**Direction**
Scan the entries for the string "parku" and give the number of lines that have it, nothing further.

Saved data entries:
.....
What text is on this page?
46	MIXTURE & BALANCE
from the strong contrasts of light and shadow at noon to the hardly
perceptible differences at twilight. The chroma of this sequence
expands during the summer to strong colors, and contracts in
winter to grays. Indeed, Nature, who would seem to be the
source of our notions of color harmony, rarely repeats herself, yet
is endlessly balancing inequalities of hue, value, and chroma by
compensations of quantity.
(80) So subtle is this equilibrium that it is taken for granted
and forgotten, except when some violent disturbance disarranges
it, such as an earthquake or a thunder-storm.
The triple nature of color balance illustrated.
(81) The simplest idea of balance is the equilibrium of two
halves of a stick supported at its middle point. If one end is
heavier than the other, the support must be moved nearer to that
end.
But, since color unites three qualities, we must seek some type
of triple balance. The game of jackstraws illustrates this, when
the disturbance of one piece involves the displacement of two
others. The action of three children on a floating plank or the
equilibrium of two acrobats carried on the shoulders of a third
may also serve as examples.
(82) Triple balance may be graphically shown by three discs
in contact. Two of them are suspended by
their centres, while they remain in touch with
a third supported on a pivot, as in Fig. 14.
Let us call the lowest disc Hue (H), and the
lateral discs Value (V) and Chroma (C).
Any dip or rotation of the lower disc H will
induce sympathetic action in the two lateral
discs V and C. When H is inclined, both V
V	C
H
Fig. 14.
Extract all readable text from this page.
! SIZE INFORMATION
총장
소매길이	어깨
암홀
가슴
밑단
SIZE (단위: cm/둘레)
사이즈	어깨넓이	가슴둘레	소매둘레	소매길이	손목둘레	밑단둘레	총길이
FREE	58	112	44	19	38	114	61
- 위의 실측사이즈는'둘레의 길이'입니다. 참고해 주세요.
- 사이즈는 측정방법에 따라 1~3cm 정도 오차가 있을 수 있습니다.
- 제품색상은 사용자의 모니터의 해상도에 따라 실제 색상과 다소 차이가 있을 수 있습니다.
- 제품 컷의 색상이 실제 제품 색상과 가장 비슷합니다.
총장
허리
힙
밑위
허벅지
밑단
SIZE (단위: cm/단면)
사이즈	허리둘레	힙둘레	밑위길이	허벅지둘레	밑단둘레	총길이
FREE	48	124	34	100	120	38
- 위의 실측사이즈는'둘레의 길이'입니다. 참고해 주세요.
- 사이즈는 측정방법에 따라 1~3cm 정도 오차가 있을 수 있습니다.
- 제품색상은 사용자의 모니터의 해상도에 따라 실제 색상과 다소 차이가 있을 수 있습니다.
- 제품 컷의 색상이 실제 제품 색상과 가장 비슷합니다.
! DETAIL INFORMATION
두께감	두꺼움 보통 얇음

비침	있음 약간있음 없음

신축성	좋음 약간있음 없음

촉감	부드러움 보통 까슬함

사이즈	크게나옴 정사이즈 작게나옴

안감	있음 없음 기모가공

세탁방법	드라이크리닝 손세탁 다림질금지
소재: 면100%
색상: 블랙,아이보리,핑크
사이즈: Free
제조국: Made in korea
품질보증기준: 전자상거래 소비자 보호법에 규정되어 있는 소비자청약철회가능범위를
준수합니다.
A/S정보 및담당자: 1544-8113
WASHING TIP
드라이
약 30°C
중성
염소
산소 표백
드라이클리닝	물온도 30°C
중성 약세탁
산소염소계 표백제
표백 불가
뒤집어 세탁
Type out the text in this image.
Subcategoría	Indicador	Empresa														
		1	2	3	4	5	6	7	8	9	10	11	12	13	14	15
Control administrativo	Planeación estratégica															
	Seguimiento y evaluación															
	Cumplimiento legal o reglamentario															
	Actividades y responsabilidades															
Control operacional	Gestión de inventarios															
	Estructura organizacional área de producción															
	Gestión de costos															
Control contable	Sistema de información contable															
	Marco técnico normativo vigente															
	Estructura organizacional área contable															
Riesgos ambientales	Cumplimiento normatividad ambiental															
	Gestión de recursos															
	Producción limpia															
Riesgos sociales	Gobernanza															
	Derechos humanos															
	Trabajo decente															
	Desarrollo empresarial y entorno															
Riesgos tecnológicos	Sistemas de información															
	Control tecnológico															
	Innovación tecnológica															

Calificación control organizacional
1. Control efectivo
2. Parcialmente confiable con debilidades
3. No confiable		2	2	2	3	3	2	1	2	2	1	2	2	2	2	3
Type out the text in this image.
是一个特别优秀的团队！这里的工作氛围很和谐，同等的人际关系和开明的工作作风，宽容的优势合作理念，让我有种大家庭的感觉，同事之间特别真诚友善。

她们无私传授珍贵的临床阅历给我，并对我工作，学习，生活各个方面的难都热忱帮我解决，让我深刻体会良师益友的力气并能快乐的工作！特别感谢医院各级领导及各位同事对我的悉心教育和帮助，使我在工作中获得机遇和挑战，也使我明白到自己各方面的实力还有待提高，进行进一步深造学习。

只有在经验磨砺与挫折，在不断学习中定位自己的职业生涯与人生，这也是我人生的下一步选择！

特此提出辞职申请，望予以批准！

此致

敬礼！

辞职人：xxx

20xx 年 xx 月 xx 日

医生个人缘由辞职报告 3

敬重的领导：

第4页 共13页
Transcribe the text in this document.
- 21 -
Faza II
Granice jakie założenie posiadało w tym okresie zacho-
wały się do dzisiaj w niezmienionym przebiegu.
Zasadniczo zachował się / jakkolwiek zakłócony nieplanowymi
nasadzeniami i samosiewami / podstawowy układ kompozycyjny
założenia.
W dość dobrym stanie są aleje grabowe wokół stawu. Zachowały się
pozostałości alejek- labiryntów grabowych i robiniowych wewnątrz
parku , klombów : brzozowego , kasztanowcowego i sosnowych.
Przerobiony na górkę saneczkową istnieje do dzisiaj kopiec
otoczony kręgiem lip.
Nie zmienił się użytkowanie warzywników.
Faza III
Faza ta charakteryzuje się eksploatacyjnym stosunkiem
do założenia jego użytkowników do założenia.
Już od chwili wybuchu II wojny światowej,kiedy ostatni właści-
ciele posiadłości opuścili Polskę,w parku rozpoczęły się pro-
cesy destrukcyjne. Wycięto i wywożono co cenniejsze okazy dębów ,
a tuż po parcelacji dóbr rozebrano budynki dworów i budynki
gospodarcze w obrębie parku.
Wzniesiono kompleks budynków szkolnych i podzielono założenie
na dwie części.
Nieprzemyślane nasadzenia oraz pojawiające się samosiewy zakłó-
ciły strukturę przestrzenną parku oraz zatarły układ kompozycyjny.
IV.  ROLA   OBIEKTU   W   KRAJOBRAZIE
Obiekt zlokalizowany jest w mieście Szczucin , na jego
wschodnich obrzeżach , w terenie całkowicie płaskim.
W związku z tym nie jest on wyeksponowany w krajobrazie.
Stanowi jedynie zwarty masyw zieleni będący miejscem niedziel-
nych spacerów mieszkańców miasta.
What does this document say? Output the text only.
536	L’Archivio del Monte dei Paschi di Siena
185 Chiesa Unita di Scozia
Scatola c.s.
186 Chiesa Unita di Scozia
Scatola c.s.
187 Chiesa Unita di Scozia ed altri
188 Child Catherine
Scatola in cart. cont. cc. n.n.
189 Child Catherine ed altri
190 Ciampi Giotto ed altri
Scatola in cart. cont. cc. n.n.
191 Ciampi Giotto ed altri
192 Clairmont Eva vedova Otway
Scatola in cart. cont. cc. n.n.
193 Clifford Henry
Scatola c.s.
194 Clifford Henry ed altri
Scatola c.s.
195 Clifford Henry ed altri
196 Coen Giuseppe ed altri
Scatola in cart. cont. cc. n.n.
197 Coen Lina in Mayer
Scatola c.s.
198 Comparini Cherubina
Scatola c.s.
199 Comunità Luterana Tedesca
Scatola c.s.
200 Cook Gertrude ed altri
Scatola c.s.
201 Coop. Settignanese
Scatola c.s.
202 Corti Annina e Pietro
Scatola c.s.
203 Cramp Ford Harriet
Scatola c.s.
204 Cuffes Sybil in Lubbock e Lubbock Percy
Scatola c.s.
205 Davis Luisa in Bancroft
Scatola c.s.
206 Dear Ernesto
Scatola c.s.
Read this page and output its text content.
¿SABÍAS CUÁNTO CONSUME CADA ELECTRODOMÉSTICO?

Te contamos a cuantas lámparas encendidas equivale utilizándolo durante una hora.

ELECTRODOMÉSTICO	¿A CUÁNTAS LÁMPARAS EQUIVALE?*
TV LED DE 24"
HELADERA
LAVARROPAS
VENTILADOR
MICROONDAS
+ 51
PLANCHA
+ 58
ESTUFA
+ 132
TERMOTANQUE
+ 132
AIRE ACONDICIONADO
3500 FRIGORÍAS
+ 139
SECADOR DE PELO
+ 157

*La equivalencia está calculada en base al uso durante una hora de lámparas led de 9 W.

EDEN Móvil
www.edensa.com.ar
.....
**Answer for the task**
4